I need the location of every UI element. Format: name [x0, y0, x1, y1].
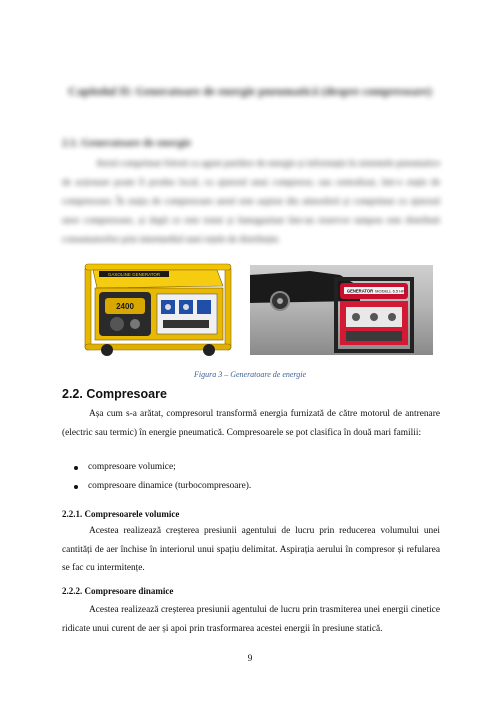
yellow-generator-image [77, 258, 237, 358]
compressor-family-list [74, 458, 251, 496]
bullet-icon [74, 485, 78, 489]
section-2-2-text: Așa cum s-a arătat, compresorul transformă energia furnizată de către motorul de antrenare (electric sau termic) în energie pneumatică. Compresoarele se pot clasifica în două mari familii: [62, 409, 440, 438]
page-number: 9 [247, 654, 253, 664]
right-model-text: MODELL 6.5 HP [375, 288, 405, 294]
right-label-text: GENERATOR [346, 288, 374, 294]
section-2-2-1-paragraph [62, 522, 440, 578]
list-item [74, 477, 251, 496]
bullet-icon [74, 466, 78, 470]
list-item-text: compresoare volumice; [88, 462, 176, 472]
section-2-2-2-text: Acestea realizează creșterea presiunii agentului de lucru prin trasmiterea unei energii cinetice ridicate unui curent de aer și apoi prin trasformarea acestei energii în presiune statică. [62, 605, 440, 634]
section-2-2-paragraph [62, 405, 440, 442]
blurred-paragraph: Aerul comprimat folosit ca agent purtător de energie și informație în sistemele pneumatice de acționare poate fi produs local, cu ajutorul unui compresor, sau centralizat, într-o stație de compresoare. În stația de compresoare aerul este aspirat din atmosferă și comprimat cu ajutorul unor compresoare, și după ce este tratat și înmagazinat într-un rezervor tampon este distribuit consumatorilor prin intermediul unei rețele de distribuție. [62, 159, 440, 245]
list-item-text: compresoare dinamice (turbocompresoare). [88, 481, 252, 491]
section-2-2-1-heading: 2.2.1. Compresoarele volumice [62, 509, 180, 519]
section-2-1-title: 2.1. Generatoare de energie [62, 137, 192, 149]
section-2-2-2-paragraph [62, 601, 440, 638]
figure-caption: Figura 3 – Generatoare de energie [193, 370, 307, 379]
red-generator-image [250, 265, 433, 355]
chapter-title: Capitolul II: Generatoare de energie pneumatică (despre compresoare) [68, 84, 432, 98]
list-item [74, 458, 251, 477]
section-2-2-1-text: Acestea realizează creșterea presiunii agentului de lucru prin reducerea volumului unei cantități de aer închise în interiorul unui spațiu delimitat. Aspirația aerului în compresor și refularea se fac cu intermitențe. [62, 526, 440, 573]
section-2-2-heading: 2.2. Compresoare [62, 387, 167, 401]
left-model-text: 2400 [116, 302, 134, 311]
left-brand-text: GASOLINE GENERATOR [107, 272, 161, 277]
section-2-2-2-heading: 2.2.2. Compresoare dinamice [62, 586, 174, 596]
★ ★ ★ ★ ★ ★ ★
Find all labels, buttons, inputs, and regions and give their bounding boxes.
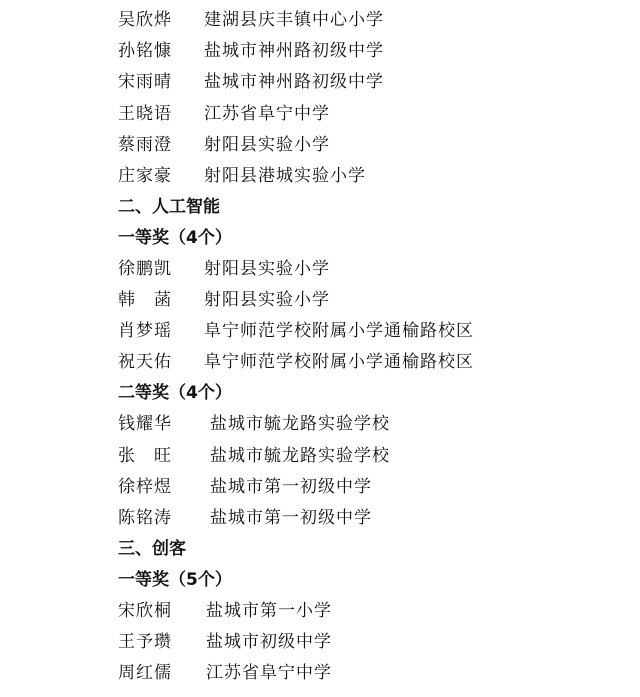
★ ★ ★ ★ ★ ★ ★
INSTRUCTIONS FOR THE TASK: Render everything from the line containing "I need the location" down to the line containing "red-generator-image [250, 265, 433, 355]" in the entries above as a numbered list, with blank lines and pictures left out.

SOLUTION FOR THIS TASK:
1. I need the location of every UI element. Format: name [x0, y0, x1, y1].
2. yellow-generator-image [77, 258, 237, 358]
3. compressor-family-list [74, 458, 251, 496]
4. bullet-icon [74, 485, 78, 489]
5. section-2-2-text: Așa cum s-a arătat, compresorul transformă energia furnizată de către motorul de antrenare (electric sau termic) în energie pneumatică. Compresoarele se pot clasifica în două mari familii: [62, 409, 440, 438]
6. page-number: 9 [247, 654, 253, 664]
7. right-model-text: MODELL 6.5 HP [375, 288, 405, 294]
8. right-label-text: GENERATOR [346, 288, 374, 294]
9. section-2-2-1-paragraph [62, 522, 440, 578]
10. list-item [74, 477, 251, 496]
11. bullet-icon [74, 466, 78, 470]
12. list-item-text: compresoare volumice; [88, 462, 176, 472]
13. section-2-2-2-text: Acestea realizează creșterea presiunii agentului de lucru prin trasmiterea unei energii cinetice ridicate unui curent de aer și apoi prin trasformarea acestei energii în presiune statică. [62, 605, 440, 634]
14. section-2-2-paragraph [62, 405, 440, 442]
15. blurred-paragraph: Aerul comprimat folosit ca agent purtător de energie și informație în sistemele pneumatice de acționare poate fi produs local, cu ajutorul unui compresor, sau centralizat, într-o stație de compresoare. În stația de compresoare aerul este aspirat din atmosferă și comprimat cu ajutorul unor compresoare, și după ce este tratat și înmagazinat într-un rezervor tampon este distribuit consumatorilor prin intermediul unei rețele de distribuție. [62, 159, 440, 245]
16. list-item-text: compresoare dinamice (turbocompresoare). [88, 481, 252, 491]
17. section-2-2-1-heading: 2.2.1. Compresoarele volumice [62, 509, 180, 519]
18. section-2-1-title: 2.1. Generatoare de energie [62, 137, 192, 149]
19. section-2-2-2-paragraph [62, 601, 440, 638]
20. figure-caption: Figura 3 – Generatoare de energie [193, 370, 307, 379]
21. red-generator-image [250, 265, 433, 355]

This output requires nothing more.